Task to complete: Wherever the word "series" appears in a line, extract that line.

Excerpted records:
——
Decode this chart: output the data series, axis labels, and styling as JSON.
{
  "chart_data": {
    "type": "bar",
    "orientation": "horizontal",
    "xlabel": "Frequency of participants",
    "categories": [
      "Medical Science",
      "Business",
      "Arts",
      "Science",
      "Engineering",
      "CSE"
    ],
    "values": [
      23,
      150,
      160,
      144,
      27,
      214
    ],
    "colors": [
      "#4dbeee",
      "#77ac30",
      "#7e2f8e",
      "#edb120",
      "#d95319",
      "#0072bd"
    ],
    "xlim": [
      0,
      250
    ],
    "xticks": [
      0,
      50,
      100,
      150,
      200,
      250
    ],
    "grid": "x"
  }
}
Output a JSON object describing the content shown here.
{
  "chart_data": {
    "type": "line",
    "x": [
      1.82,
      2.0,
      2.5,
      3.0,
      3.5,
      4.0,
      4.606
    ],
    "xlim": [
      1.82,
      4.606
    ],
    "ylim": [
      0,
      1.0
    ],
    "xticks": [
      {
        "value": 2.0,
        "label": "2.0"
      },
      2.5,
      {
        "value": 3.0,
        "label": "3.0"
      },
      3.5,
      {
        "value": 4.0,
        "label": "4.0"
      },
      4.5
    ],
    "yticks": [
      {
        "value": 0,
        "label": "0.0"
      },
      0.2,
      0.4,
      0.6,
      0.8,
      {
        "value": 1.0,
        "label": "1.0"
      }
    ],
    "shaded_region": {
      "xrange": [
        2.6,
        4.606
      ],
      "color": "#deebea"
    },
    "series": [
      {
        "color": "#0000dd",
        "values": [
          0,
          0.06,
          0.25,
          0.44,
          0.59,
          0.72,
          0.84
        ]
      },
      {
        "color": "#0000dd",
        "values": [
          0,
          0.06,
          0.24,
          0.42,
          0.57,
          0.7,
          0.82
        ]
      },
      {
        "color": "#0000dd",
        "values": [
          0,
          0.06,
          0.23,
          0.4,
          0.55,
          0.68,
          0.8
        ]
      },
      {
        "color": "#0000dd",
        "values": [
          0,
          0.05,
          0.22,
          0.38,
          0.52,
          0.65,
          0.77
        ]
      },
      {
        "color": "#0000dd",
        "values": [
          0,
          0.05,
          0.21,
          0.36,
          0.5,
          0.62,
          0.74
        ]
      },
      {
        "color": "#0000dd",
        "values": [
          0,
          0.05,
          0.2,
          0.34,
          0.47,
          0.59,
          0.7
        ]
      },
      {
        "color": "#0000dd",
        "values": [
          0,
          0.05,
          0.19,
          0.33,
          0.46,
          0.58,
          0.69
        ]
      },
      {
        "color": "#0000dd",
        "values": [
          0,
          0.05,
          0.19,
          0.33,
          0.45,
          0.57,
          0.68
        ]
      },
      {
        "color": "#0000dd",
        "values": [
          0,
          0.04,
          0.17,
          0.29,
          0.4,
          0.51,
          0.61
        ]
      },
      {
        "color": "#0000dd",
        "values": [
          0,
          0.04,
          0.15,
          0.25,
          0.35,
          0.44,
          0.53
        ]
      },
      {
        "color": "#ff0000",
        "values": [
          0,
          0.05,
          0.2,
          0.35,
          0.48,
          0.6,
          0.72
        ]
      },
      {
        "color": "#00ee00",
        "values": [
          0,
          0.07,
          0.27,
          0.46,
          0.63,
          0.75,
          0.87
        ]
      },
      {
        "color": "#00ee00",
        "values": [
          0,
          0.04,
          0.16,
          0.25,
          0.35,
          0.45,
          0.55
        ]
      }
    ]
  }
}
——
Expected answer:
Decode this chart: output the data series, axis labels, and styling as JSON.
    "series": [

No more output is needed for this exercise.